We begin in 1941. “As German bombs are falling, a tiger escapes from his zoo, padding through ruined streets and onwards, to ridge above the village of Gaina. His nocturnal visits hold the villagers in terrified thrall. But for one boy, the tiger is a thing of magic- ‘Shere Khan’ awoken from the pages of ‘The Jungle Book’. Natalia [our narrator] is the granddaughter of that boy. Now she is a doctor. It is the 1980s and she is visiting after another war that has devastated her region. On this journey she receives word that her beloved grandfather has died, far from their latest home, in circumstances shrouded in mystery.” [Cover blurb.] And so our story begins, weaving through history, family reminiscences and local folklore – somewhat in the manner of the Latin magic realists, but Tea is no imitator or parodist. We have here a distinctive and impressive new voice.

Score: ****
TEA OBREHT: The Tiger’s Wife, Weidenfeld & Nicholson pb, pp 336, rrp $30

This Weeks Poem

“The Poor Commissioners” by Cate Kennedy whom we will be speaking with, in a couple of weeks.


This week you heard LINDA RONSTADT singing “A La Orilla…” from a 2010 CD of THE CHIEFTAINS and various Mexican bands/singers plus the ubiquitous RY COODER, “San Padricios”

Monday, May 2, 2011

April 26th

Book & Publishing News:

* THREE finalists have been named for 2011 Miles Franklin Award:
KIM SCOTT for “Dead Man Dancing”, ROGER McDONALD, “When Colts Ran Free” and CHRIS WOMERSLEY, “Bereft”. Scott’s is my pick, but I suspect Womersley’s will win.

* The Australian/Vogel Award [for best new novel] will be decoded from BOMY ASH, JADE MAITRE and ROHAN WILSON. See Saturday’s WEEKEND REVIEW for lots of detail plus a sample of their work.

● TASK SET:
1. Rewrite the paragraph of the book notes that begins "We begin in 1941." as a short bulleted list that keeps its main facts.
2. Resume the book notes after their final sentence with a short paragraph in the same informal, newsy style.

● DATASET SECTION:
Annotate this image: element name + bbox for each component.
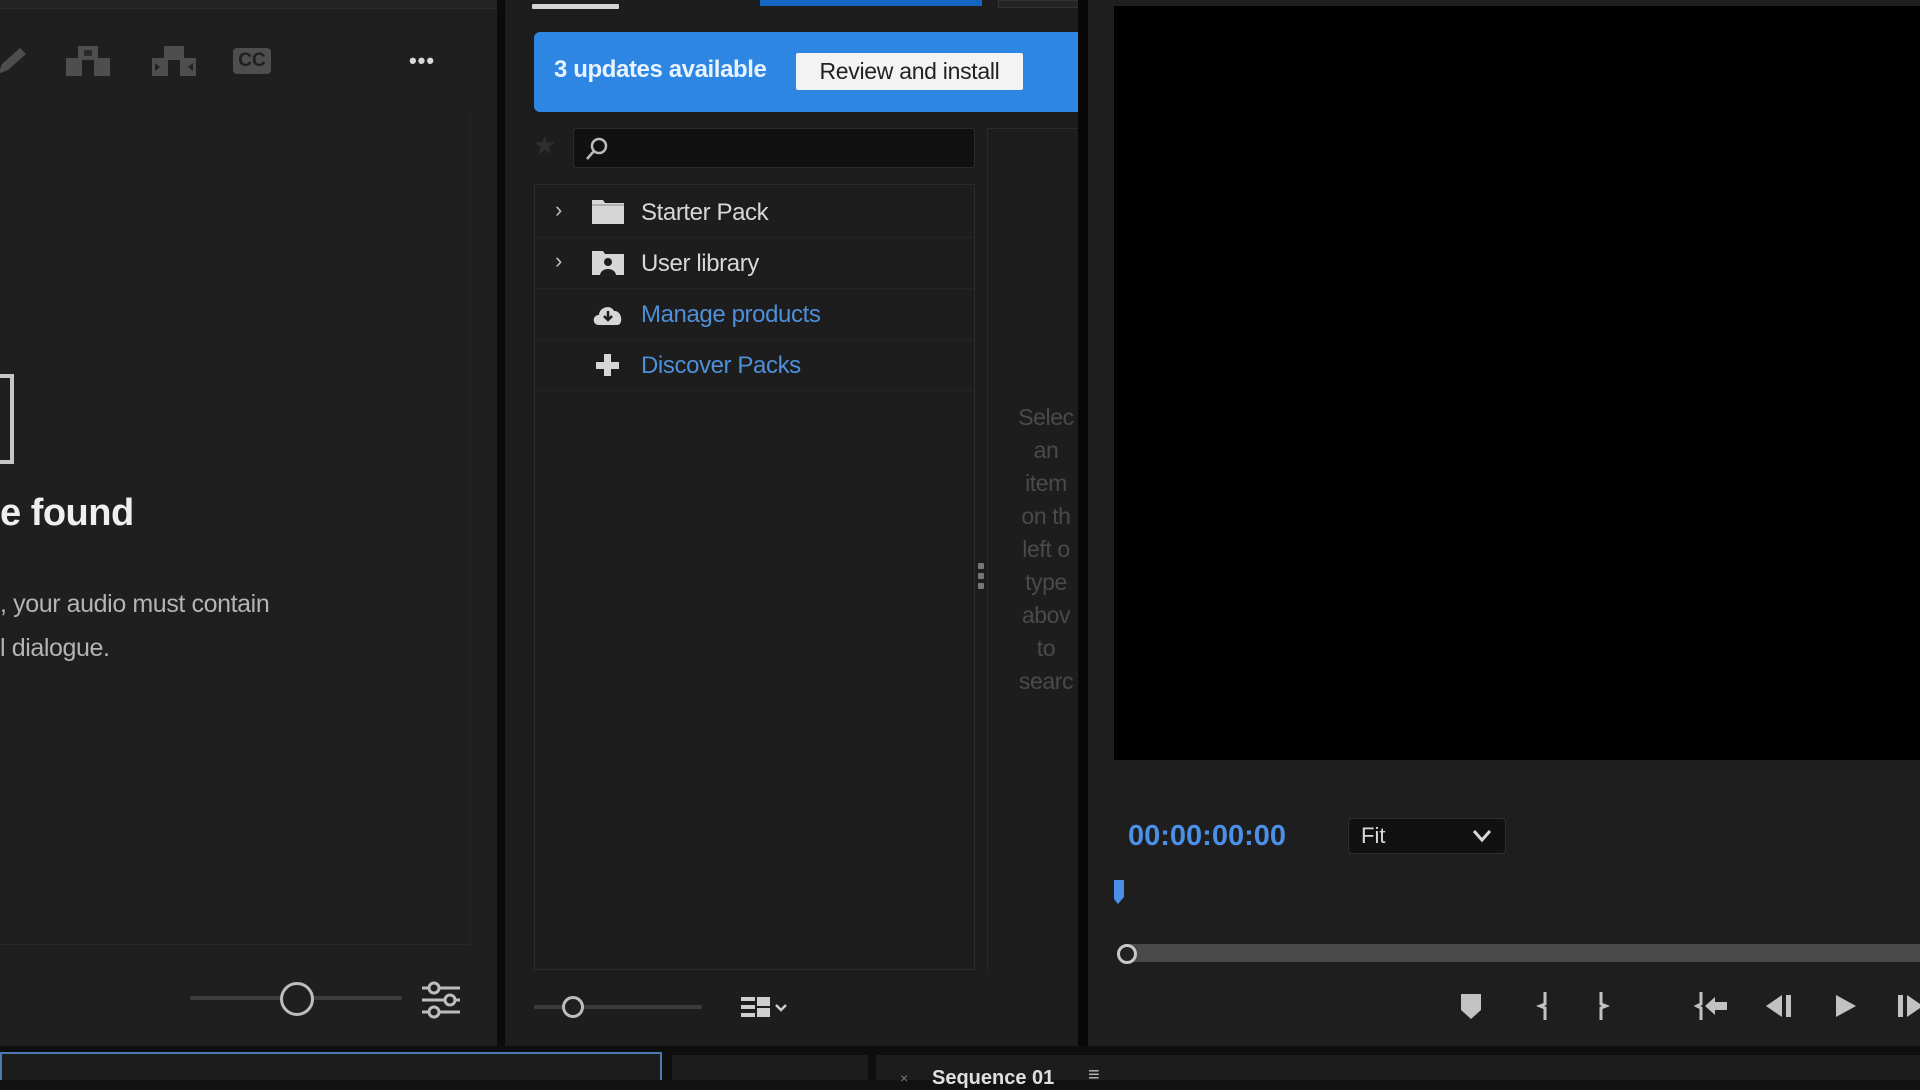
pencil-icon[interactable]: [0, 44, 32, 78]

● ANSWERS:
1.
- In 1941, as German bombs fall, a tiger escapes from its zoo and settles on a ridge above the village of Gaina.
- Its night visits terrify the villagers, but one boy sees it as Shere Khan from "The Jungle Book" come to life.
- Natalia, the narrator, is that boy's granddaughter and is now a doctor.
- In the 1980s, while visiting a region devastated by another war, she learns that her grandfather has died far from home in mysterious circumstances.
- The story weaves together history, family memories and local folklore, somewhat like the Latin magic realists, though Tea is no imitator or parodist.
- The reviewer calls her a distinctive and impressive new voice.

2.
* Book-to-film No 29: I watched “War And Peace” for the first time [on DVD] recently: a very long film with great battle scenes, but very melodramatic. Audrey Hepburn steals the show utterly. I’m ashamed to say I’ve not read the book…yet.

* NEXT WEEK I hope to speak with LESLIE CANNOLD about her novel.”The Book Of Rachael” which I reviewed last week.

* I think it was good to see “The Age” continuing the discussion of what Anzac Day means “Commemorate” not “celebrate” was a theme as well as questioning whether we want it to be our “national day”. I wonder what the day means to those who do not attend services or go to the MCG on the day.

* And to continue: should we remember Indigenous warriors who fought and died to defend their land…on Anzac day?

‘THE BLURB’ welcomes comment: email me c/e Pulse or phone us during the program.

This Week’s Interview: Gerard Windsor author of “All Day Long The Noise Of Battle

I was privileged today to speak for 20 minutes with GERARD WINDSOR – historian, novelist and memoirist – about his well-reviewed new book, “All Day Long The Noise Of Battle” which looks in exhaustive detail at the three-day battle fought by “C” Company of the 7th Battalion RAR in Phuoc Tuy in February 1968
[as part of the Allies’ preparation for the “Tet Offensive”.]

Gerard spoke of the gestation of the book, an unlikely project for the novelist. He had come across after many years the fact the a schoolmate had not only served in Vietnam, but had earned the respect of his comrades to the extent that one had said the man [ Mark Moloney] should have been decorated for his role in the “Bunkers action”.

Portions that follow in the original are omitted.